Return every entry exactly as written.

* start Material provided *

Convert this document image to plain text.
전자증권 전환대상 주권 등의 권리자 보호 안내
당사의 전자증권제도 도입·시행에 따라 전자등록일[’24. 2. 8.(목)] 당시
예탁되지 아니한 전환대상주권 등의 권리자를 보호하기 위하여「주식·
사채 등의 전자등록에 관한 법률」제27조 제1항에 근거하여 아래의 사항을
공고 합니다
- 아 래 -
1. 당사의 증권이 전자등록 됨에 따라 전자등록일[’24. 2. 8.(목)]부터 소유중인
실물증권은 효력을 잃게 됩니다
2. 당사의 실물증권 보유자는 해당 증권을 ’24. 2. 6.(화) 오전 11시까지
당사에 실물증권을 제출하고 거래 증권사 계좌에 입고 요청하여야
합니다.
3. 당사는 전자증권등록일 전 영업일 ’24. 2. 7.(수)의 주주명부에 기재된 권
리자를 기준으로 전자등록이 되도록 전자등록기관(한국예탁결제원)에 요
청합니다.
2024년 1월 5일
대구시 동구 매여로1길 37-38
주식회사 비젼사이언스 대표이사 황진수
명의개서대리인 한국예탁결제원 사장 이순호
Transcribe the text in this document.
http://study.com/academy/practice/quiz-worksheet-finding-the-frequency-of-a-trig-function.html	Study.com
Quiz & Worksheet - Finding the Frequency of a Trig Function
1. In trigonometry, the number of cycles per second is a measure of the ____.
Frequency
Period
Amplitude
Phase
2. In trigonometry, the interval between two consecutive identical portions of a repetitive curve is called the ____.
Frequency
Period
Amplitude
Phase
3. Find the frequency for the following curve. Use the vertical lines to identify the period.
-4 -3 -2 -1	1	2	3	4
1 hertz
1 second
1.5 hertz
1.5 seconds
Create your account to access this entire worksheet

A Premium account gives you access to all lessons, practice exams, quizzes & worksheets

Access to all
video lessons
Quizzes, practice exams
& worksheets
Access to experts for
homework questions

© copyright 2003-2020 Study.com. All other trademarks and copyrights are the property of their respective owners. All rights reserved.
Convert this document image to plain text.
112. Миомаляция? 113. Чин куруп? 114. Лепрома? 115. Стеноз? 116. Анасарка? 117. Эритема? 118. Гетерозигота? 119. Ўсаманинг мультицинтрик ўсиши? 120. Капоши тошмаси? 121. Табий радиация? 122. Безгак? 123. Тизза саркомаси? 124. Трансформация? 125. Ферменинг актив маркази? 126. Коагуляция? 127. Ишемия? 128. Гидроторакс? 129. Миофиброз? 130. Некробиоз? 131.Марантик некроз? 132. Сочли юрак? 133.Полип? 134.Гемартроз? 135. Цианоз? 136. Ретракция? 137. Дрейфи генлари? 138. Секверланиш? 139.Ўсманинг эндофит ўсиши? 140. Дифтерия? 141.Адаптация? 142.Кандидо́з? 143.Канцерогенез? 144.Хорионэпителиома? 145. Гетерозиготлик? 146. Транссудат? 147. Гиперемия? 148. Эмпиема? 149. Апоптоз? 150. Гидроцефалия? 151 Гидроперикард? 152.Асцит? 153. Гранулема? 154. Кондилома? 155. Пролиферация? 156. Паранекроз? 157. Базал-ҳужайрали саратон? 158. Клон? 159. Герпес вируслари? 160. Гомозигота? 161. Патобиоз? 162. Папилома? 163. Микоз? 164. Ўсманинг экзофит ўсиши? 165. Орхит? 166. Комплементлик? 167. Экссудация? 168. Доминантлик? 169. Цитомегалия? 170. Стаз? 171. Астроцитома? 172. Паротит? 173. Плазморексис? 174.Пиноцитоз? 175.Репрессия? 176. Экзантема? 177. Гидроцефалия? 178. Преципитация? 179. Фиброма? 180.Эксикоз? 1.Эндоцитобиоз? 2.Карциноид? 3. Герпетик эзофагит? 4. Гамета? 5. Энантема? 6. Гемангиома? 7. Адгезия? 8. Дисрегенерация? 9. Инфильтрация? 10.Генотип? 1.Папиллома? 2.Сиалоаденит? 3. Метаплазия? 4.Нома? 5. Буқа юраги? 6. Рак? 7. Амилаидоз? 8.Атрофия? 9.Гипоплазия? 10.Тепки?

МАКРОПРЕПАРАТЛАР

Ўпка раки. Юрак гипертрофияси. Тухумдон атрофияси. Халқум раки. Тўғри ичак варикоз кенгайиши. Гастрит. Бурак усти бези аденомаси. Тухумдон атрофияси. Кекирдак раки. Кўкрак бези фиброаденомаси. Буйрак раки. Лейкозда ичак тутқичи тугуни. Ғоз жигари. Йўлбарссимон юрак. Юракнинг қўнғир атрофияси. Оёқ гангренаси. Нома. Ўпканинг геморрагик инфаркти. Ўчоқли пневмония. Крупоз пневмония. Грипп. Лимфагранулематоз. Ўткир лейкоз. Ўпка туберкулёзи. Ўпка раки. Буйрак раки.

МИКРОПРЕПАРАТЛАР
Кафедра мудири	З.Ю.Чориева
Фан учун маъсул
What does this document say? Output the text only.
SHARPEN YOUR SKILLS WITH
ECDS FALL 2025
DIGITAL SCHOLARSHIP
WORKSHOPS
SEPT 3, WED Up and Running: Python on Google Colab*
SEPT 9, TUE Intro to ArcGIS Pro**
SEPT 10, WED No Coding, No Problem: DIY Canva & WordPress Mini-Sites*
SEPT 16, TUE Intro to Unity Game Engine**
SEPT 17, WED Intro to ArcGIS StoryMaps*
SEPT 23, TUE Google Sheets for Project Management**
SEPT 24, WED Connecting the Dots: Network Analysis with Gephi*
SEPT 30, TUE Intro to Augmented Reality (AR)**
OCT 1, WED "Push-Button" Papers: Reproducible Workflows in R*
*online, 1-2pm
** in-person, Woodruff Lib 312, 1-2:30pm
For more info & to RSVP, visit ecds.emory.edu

* end Material provided *

▸ **Answer for this exercise**:
Convert this document image to plain text.
전자증권 전환대상 주권 등의 권리자 보호 안내
당사의 전자증권제도 도입·시행에 따라 전자등록일[’24. 2. 8.(목)] 당시
예탁되지 아니한 전환대상주권 등의 권리자를 보호하기 위하여「주식·
사채 등의 전자등록에 관한 법률」제27조 제1항에 근거하여 아래의 사항을
공고 합니다
- 아 래 -
1. 당사의 증권이 전자등록 됨에 따라 전자등록일[’24. 2. 8.(목)]부터 소유중인
실물증권은 효력을 잃게 됩니다
2. 당사의 실물증권 보유자는 해당 증권을 ’24. 2. 6.(화) 오전 11시까지
당사에 실물증권을 제출하고 거래 증권사 계좌에 입고 요청하여야
합니다.
3. 당사는 전자증권등록일 전 영업일 ’24. 2. 7.(수)의 주주명부에 기재된 권
리자를 기준으로 전자등록이 되도록 전자등록기관(한국예탁결제원)에 요
청합니다.
2024년 1월 5일
대구시 동구 매여로1길 37-38
주식회사 비젼사이언스 대표이사 황진수
명의개서대리인 한국예탁결제원 사장 이순호
Transcribe the text in this document.
http://study.com/academy/practice/quiz-worksheet-finding-the-frequency-of-a-trig-function.html	Study.com
Quiz & Worksheet - Finding the Frequency of a Trig Function
1. In trigonometry, the number of cycles per second is a measure of the ____.
Frequency
Period
Amplitude
Phase
2. In trigonometry, the interval between two consecutive identical portions of a repetitive curve is called the ____.
Frequency
Period
Amplitude
Phase
3. Find the frequency for the following curve. Use the vertical lines to identify the period.
-4 -3 -2 -1	1	2	3	4
1 hertz
1 second
1.5 hertz
1.5 seconds
Create your account to access this entire worksheet

A Premium account gives you access to all lessons, practice exams, quizzes & worksheets

Access to all
video lessons
Quizzes, practice exams
& worksheets
Access to experts for
homework questions

© copyright 2003-2020 Study.com. All other trademarks and copyrights are the property of their respective owners. All rights reserved.
Convert this document image to plain text.
112. Миомаляция? 113. Чин куруп? 114. Лепрома? 115. Стеноз? 116. Анасарка? 117. Эритема? 118. Гетерозигота? 119. Ўсаманинг мультицинтрик ўсиши? 120. Капоши тошмаси? 121. Табий радиация? 122. Безгак? 123. Тизза саркомаси? 124. Трансформация? 125. Ферменинг актив маркази? 126. Коагуляция? 127. Ишемия? 128. Гидроторакс? 129. Миофиброз? 130. Некробиоз? 131.Марантик некроз? 132. Сочли юрак? 133.Полип? 134.Гемартроз? 135. Цианоз? 136. Ретракция? 137. Дрейфи генлари? 138. Секверланиш? 139.Ўсманинг эндофит ўсиши? 140. Дифтерия? 141.Адаптация? 142.Кандидо́з? 143.Канцерогенез? 144.Хорионэпителиома? 145. Гетерозиготлик? 146. Транссудат? 147. Гиперемия? 148. Эмпиема? 149. Апоптоз? 150. Гидроцефалия? 151 Гидроперикард? 152.Асцит? 153. Гранулема? 154. Кондилома? 155. Пролиферация? 156. Паранекроз? 157. Базал-ҳужайрали саратон? 158. Клон? 159. Герпес вируслари? 160. Гомозигота? 161. Патобиоз? 162. Папилома? 163. Микоз? 164. Ўсманинг экзофит ўсиши? 165. Орхит? 166. Комплементлик? 167. Экссудация? 168. Доминантлик? 169. Цитомегалия? 170. Стаз? 171. Астроцитома? 172. Паротит? 173. Плазморексис? 174.Пиноцитоз? 175.Репрессия? 176. Экзантема? 177. Гидроцефалия? 178. Преципитация? 179. Фиброма? 180.Эксикоз? 1.Эндоцитобиоз? 2.Карциноид? 3. Герпетик эзофагит? 4. Гамета? 5. Энантема? 6. Гемангиома? 7. Адгезия? 8. Дисрегенерация? 9. Инфильтрация? 10.Генотип? 1.Папиллома? 2.Сиалоаденит? 3. Метаплазия? 4.Нома? 5. Буқа юраги? 6. Рак? 7. Амилаидоз? 8.Атрофия? 9.Гипоплазия? 10.Тепки?

МАКРОПРЕПАРАТЛАР

Ўпка раки. Юрак гипертрофияси. Тухумдон атрофияси. Халқум раки. Тўғри ичак варикоз кенгайиши. Гастрит. Бурак усти бези аденомаси. Тухумдон атрофияси. Кекирдак раки. Кўкрак бези фиброаденомаси. Буйрак раки. Лейкозда ичак тутқичи тугуни. Ғоз жигари. Йўлбарссимон юрак. Юракнинг қўнғир атрофияси. Оёқ гангренаси. Нома. Ўпканинг геморрагик инфаркти. Ўчоқли пневмония. Крупоз пневмония. Грипп. Лимфагранулематоз. Ўткир лейкоз. Ўпка туберкулёзи. Ўпка раки. Буйрак раки.

МИКРОПРЕПАРАТЛАР
Кафедра мудири	З.Ю.Чориева
Фан учун маъсул
What does this document say? Output the text only.
SHARPEN YOUR SKILLS WITH
ECDS FALL 2025
DIGITAL SCHOLARSHIP
WORKSHOPS
SEPT 3, WED Up and Running: Python on Google Colab*
SEPT 9, TUE Intro to ArcGIS Pro**
SEPT 10, WED No Coding, No Problem: DIY Canva & WordPress Mini-Sites*
SEPT 16, TUE Intro to Unity Game Engine**
SEPT 17, WED Intro to ArcGIS StoryMaps*
SEPT 23, TUE Google Sheets for Project Management**
SEPT 24, WED Connecting the Dots: Network Analysis with Gephi*
SEPT 30, TUE Intro to Augmented Reality (AR)**
OCT 1, WED "Push-Button" Papers: Reproducible Workflows in R*
*online, 1-2pm
** in-person, Woodruff Lib 312, 1-2:30pm
For more info & to RSVP, visit ecds.emory.edu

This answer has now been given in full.